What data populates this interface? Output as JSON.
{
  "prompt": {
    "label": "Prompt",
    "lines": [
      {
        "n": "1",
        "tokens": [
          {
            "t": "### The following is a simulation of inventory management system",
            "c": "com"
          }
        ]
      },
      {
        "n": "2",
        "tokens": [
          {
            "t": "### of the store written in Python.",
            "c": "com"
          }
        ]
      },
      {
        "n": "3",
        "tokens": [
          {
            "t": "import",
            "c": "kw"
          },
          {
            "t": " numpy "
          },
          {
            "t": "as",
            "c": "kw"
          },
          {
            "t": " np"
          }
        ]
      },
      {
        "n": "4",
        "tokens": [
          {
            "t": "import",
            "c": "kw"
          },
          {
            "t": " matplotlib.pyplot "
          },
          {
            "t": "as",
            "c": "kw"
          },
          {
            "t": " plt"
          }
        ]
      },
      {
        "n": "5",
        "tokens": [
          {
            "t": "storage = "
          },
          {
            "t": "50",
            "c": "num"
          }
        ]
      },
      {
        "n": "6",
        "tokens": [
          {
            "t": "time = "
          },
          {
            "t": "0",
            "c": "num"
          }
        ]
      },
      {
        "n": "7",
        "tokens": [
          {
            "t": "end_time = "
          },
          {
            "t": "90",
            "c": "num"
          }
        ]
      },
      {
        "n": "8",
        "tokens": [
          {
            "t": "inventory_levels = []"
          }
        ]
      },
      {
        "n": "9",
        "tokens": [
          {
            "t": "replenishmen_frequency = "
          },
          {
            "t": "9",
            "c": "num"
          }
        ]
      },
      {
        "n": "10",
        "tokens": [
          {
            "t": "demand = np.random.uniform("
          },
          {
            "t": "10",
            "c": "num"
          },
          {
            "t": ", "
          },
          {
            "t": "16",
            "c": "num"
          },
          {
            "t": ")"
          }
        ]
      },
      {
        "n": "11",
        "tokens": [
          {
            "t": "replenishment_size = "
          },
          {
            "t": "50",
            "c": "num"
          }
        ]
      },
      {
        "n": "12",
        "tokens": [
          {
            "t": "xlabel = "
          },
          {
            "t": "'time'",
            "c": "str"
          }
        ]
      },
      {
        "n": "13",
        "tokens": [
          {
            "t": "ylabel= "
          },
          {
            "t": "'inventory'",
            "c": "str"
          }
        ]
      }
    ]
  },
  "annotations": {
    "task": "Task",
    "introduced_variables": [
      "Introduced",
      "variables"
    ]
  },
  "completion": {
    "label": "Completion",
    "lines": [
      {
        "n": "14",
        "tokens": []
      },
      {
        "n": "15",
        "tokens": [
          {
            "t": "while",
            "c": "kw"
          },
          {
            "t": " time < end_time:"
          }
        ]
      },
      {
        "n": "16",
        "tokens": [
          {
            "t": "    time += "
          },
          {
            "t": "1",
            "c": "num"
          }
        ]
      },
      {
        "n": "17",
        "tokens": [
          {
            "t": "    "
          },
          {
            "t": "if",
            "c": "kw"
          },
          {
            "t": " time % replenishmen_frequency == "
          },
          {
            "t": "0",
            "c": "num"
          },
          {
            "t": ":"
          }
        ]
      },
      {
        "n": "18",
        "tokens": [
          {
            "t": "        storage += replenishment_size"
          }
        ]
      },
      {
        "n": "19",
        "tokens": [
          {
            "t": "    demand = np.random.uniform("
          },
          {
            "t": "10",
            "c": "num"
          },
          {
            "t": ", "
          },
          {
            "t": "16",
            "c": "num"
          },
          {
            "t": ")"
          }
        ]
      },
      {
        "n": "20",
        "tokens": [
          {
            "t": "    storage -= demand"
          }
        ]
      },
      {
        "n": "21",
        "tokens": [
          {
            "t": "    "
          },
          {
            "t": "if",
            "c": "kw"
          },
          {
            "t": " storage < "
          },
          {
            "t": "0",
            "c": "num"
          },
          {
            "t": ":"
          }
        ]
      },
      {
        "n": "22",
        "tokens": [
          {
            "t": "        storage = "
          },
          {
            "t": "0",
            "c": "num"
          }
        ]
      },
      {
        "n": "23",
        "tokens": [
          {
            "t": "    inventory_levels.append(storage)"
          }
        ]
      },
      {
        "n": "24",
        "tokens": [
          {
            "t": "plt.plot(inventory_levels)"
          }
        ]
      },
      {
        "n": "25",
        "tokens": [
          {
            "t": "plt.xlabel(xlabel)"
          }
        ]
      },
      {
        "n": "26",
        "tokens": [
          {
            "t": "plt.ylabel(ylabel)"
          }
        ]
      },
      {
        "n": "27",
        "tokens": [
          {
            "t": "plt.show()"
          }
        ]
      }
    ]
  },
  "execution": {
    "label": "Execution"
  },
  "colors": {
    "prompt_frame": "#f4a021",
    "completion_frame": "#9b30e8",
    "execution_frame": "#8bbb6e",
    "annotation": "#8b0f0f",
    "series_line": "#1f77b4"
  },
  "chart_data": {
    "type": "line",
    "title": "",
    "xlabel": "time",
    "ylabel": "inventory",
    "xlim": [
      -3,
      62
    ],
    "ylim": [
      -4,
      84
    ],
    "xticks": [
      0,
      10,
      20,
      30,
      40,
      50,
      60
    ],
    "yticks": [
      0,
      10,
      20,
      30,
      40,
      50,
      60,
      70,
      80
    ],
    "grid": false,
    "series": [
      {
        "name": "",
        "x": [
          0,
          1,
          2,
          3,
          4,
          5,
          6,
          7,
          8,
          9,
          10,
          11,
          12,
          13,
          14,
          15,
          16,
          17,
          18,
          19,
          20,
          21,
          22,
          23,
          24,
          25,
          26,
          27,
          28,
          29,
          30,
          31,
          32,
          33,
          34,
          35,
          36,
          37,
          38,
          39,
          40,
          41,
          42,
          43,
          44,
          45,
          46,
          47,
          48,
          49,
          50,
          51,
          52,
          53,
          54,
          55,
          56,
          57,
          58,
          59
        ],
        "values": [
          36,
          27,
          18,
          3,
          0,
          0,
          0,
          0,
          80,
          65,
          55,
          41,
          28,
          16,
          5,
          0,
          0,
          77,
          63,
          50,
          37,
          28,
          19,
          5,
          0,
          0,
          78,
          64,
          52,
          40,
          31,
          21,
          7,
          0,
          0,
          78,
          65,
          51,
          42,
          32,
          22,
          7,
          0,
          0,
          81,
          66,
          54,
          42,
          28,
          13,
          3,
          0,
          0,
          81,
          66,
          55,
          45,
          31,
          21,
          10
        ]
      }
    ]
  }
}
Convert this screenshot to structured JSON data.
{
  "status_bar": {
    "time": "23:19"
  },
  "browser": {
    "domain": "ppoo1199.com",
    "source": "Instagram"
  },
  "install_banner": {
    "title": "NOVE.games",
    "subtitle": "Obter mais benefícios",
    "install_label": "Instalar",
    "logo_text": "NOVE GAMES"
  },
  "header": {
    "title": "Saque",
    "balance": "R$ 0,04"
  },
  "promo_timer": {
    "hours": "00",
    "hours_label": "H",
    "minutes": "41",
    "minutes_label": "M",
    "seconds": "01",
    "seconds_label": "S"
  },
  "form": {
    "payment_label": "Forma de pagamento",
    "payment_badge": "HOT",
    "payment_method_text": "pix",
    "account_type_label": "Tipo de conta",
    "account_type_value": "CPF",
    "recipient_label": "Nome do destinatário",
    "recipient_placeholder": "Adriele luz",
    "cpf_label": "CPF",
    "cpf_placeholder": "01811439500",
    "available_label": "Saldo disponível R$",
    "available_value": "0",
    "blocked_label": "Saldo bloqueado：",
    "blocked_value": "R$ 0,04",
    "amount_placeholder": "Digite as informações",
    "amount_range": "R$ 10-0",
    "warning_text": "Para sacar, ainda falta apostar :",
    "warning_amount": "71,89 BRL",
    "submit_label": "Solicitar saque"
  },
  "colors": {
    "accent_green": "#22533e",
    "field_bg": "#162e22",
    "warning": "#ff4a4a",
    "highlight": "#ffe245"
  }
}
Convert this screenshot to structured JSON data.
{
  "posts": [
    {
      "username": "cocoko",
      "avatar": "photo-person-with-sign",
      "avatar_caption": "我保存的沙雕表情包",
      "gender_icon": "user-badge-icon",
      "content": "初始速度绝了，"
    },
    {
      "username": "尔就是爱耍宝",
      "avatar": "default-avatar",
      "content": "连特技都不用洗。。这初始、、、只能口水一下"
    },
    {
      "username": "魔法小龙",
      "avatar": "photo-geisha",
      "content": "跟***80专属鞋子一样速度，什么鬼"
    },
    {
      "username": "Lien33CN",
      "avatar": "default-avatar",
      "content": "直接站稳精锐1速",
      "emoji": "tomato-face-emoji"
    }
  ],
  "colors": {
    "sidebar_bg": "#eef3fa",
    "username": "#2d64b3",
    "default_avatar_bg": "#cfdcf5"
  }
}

**WHAT THE TASK ASKS**
Out of the records, collect only those lines that contain the string "username".

**EXERCISE RESULT**
      "username": "cocoko",
      "username": "尔就是爱耍宝",
      "username": "魔法小龙",
      "username": "Lien33CN",
    "username": "#2d64b3",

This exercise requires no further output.